Request: Reproduce all of the data that follows, character for character.

┌──

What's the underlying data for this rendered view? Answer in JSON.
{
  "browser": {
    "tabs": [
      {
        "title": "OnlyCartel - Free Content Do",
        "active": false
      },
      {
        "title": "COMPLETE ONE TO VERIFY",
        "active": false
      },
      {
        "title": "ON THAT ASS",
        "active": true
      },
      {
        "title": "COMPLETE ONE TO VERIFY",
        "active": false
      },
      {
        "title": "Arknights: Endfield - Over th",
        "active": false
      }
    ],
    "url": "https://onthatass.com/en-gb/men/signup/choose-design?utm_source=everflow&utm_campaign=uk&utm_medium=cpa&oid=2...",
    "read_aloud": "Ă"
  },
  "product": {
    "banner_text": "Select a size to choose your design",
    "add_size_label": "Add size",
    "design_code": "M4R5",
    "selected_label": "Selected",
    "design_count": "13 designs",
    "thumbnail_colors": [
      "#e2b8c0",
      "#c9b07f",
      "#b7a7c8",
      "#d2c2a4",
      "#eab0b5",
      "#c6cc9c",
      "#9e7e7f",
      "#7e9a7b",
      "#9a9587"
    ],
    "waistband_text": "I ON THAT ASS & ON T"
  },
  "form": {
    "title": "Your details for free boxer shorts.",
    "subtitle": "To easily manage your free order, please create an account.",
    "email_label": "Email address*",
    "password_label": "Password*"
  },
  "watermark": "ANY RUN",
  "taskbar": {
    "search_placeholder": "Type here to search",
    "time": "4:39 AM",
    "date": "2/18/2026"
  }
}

└──

Reply:
What's the underlying data for this rendered view? Answer in JSON.
{
  "browser": {
    "tabs": [
      {
        "title": "OnlyCartel - Free Content Do",
        "active": false
      },
      {
        "title": "COMPLETE ONE TO VERIFY",
        "active": false
      },
      {
        "title": "ON THAT ASS",
        "active": true
      },
      {
        "title": "COMPLETE ONE TO VERIFY",
        "active": false
      },
      {
        "title": "Arknights: Endfield - Over th",
        "active": false
      }
    ],
    "url": "https://onthatass.com/en-gb/men/signup/choose-design?utm_source=everflow&utm_campaign=uk&utm_medium=cpa&oid=2...",
    "read_aloud": "Ă"
  },
  "product": {
    "banner_text": "Select a size to choose your design",
    "add_size_label": "Add size",
    "design_code": "M4R5",
    "selected_label": "Selected",
    "design_count": "13 designs",
    "thumbnail_colors": [
      "#e2b8c0",
      "#c9b07f",
      "#b7a7c8",
      "#d2c2a4",
      "#eab0b5",
      "#c6cc9c",
      "#9e7e7f",
      "#7e9a7b",
      "#9a9587"
    ],
    "waistband_text": "I ON THAT ASS & ON T"
  },
  "form": {
    "title": "Your details for free boxer shorts.",
    "subtitle": "To easily manage your free order, please create an account.",
    "email_label": "Email address*",
    "password_label": "Password*"
  },
  "watermark": "ANY RUN",
  "taskbar": {
    "search_placeholder": "Type here to search",
    "time": "4:39 AM",
    "date": "2/18/2026"
  }
}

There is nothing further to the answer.